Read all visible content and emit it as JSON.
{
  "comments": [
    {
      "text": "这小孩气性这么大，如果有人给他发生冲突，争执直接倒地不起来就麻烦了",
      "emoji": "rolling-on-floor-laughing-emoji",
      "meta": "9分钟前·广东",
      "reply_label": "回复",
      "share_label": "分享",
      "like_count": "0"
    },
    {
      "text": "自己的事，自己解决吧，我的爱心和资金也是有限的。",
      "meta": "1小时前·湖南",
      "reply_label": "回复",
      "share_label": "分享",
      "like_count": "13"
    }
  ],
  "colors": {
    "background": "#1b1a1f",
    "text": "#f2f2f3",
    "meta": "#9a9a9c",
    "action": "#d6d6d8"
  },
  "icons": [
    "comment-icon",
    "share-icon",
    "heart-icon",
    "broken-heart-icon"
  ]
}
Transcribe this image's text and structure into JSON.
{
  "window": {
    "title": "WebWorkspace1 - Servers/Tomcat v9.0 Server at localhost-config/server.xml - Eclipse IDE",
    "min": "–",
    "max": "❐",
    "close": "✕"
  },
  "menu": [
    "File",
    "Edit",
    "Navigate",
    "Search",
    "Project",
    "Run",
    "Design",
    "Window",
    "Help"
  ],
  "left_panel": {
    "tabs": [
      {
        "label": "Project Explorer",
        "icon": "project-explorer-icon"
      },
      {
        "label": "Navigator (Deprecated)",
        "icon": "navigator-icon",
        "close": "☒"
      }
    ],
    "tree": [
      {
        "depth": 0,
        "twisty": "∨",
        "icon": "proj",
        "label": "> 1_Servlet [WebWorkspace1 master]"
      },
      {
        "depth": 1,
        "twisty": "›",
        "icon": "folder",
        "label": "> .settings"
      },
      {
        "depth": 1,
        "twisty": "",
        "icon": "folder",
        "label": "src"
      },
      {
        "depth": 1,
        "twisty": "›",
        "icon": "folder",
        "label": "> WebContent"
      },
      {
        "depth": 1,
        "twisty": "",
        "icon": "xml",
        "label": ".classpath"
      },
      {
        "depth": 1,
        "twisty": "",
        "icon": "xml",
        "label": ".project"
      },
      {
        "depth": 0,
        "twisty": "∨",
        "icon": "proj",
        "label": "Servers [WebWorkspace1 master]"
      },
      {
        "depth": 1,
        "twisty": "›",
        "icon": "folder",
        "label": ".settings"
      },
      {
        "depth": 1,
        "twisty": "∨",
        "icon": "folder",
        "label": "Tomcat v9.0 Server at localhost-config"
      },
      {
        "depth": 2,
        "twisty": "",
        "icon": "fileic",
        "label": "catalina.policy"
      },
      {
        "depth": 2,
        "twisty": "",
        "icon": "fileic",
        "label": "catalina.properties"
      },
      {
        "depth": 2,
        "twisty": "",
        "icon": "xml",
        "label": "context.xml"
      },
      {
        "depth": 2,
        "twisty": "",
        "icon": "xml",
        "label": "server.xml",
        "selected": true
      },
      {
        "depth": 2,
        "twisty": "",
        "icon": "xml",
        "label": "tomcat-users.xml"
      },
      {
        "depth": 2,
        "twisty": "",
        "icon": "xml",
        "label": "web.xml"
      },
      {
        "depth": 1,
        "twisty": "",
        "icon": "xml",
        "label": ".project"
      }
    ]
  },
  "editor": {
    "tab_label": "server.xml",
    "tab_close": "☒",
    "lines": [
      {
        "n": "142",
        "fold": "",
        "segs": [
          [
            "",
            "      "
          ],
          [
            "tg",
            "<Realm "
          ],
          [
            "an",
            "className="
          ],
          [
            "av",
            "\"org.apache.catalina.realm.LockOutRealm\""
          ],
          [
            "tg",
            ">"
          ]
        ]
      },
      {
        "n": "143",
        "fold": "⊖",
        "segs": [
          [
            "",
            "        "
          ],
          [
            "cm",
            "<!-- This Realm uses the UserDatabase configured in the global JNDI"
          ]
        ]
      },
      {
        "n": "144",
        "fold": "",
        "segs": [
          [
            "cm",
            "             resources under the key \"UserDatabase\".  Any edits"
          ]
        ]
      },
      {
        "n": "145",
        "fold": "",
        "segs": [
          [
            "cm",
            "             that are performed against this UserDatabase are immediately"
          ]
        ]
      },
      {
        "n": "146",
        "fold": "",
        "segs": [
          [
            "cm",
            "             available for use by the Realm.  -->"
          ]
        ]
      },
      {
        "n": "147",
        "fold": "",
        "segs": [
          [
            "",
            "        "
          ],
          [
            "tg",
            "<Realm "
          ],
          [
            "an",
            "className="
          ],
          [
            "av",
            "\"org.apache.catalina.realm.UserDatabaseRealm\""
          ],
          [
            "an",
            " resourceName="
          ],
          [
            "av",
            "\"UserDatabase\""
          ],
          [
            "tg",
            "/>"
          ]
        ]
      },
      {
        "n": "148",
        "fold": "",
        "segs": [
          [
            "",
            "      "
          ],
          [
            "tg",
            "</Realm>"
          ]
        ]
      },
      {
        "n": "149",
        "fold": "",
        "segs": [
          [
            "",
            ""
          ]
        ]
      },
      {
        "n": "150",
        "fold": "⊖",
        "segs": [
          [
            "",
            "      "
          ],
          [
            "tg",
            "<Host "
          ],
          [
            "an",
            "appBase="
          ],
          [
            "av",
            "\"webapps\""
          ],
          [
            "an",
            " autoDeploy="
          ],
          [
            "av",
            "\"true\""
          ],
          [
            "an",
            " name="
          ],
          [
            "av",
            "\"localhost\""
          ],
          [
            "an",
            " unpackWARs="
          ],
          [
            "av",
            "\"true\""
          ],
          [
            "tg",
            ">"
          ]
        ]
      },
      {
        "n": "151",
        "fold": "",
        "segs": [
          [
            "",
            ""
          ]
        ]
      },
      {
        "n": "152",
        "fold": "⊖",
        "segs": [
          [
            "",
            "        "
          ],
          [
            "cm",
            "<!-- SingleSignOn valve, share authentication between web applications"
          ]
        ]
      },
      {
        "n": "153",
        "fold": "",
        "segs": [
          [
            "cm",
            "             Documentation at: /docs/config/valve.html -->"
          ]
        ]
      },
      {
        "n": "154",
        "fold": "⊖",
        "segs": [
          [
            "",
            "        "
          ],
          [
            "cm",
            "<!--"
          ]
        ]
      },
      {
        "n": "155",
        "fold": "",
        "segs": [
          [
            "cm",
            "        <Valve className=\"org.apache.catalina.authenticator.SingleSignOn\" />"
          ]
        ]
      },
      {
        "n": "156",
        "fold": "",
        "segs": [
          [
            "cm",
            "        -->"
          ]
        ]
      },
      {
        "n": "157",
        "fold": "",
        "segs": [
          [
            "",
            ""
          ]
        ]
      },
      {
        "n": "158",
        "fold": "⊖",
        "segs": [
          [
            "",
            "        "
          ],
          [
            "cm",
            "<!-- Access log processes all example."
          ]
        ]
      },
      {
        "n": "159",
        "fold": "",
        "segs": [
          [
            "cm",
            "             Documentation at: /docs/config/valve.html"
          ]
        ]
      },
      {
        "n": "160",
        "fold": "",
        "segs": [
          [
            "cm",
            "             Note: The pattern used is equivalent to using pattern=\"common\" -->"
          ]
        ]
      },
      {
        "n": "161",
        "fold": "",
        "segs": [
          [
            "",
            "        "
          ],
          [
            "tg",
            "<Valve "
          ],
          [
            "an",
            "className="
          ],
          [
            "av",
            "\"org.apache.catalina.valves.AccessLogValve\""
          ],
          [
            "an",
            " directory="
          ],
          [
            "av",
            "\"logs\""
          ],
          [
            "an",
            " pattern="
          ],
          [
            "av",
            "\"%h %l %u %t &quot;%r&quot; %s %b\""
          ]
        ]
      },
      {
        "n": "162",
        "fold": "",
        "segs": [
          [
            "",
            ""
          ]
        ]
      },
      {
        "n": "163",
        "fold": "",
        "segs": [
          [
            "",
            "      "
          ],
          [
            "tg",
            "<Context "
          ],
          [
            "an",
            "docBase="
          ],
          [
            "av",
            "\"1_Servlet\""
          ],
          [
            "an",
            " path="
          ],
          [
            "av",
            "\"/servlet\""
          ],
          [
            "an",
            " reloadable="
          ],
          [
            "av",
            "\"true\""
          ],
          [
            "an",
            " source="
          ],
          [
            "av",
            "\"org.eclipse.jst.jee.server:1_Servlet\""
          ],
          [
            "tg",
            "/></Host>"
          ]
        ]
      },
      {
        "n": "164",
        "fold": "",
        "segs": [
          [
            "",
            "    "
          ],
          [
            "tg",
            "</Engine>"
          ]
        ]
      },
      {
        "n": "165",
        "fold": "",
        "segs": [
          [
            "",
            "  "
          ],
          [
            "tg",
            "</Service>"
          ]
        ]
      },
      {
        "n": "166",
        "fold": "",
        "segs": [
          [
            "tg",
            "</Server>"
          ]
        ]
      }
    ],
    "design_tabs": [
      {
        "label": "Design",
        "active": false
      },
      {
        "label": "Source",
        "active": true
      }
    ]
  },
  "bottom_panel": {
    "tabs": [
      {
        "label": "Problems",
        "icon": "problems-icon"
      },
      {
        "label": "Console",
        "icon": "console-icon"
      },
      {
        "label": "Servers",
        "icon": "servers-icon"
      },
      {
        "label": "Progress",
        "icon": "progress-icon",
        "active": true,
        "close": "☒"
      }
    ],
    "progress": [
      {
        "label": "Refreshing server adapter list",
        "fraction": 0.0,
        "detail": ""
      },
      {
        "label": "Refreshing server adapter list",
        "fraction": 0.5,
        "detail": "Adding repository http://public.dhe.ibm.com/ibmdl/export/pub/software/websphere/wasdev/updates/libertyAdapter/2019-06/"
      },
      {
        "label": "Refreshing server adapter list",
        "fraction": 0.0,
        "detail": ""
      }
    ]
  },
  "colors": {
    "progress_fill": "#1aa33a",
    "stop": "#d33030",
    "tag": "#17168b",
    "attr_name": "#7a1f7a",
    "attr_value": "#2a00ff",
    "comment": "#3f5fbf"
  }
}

|---|

• [WHAT YOU NEED TO DO] Your task is to gather every line with the word "SingleSignOn" and copy it.

• [RESPONSE]
            "<!-- SingleSignOn valve, share authentication between web applications"
            "        <Valve className=\"org.apache.catalina.authenticator.SingleSignOn\" />"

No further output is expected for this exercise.